***** AVAILABLE RECORDS

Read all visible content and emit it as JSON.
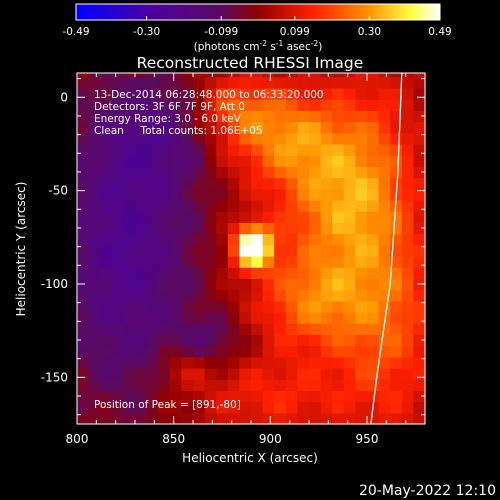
{
  "chart_data": {
    "type": "heatmap",
    "title": "Reconstructed RHESSI Image",
    "xlabel": "Heliocentric X (arcsec)",
    "ylabel": "Heliocentric Y (arcsec)",
    "xlim": [
      800,
      980
    ],
    "ylim": [
      -175,
      13
    ],
    "x_ticks": [
      800,
      850,
      900,
      950
    ],
    "y_ticks": [
      0,
      -50,
      -100,
      -150
    ],
    "colorbar": {
      "ticks": [
        "-0.49",
        "-0.30",
        "-0.099",
        "0.099",
        "0.30",
        "0.49"
      ],
      "values": [
        -0.49,
        -0.3,
        -0.099,
        0.099,
        0.3,
        0.49
      ],
      "range": [
        -0.49,
        0.49
      ],
      "units_prefix": "(photons cm",
      "units_exp1": "-2",
      "units_mid": " s",
      "units_exp2": "-1",
      "units_asec": " asec",
      "units_exp3": "-2",
      "units_suffix": ")",
      "colormap": "hot-blue",
      "colors": [
        "#0000ff",
        "#4b0082",
        "#6a0dad",
        "#b00000",
        "#ff3000",
        "#ff9000",
        "#ffff80",
        "#ffffff"
      ]
    },
    "annotations": [
      "13-Dec-2014 06:28:48.000 to 06:33:20.000",
      "Detectors: 3F 6F 7F 9F, Att 0",
      "Energy Range: 3.0 - 6.0 keV",
      "Clean     Total counts: 1.06E+05"
    ],
    "peak_label": "Position of Peak = [891,-80]",
    "peak": {
      "x": 891,
      "y": -80
    },
    "limb": [
      {
        "x": 968,
        "y": 13
      },
      {
        "x": 966,
        "y": -40
      },
      {
        "x": 962,
        "y": -100
      },
      {
        "x": 955,
        "y": -150
      },
      {
        "x": 952,
        "y": -175
      }
    ],
    "blobs": [
      {
        "x": 891,
        "y": -80,
        "sx": 7,
        "sy": 8,
        "amp": 0.55
      },
      {
        "x": 905,
        "y": -20,
        "sx": 22,
        "sy": 18,
        "amp": 0.22
      },
      {
        "x": 930,
        "y": -55,
        "sx": 20,
        "sy": 30,
        "amp": 0.22
      },
      {
        "x": 955,
        "y": -40,
        "sx": 16,
        "sy": 40,
        "amp": 0.14
      },
      {
        "x": 920,
        "y": -110,
        "sx": 20,
        "sy": 18,
        "amp": 0.2
      },
      {
        "x": 960,
        "y": -120,
        "sx": 20,
        "sy": 40,
        "amp": 0.18
      },
      {
        "x": 900,
        "y": -160,
        "sx": 30,
        "sy": 15,
        "amp": 0.12
      },
      {
        "x": 855,
        "y": -145,
        "sx": 10,
        "sy": 8,
        "amp": 0.1
      },
      {
        "x": 880,
        "y": -5,
        "sx": 14,
        "sy": 12,
        "amp": 0.15
      },
      {
        "x": 825,
        "y": -80,
        "sx": 25,
        "sy": 60,
        "amp": -0.25
      },
      {
        "x": 845,
        "y": -20,
        "sx": 20,
        "sy": 20,
        "amp": -0.12
      },
      {
        "x": 870,
        "y": -130,
        "sx": 12,
        "sy": 10,
        "amp": -0.12
      }
    ]
  },
  "footer_date": "20-May-2022 12:10"
}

**********

● **TO BE DONE**
How many of the lines above hold the word "Heliocentric"? Give only that number.

● **CORRECT OUTPUT**
2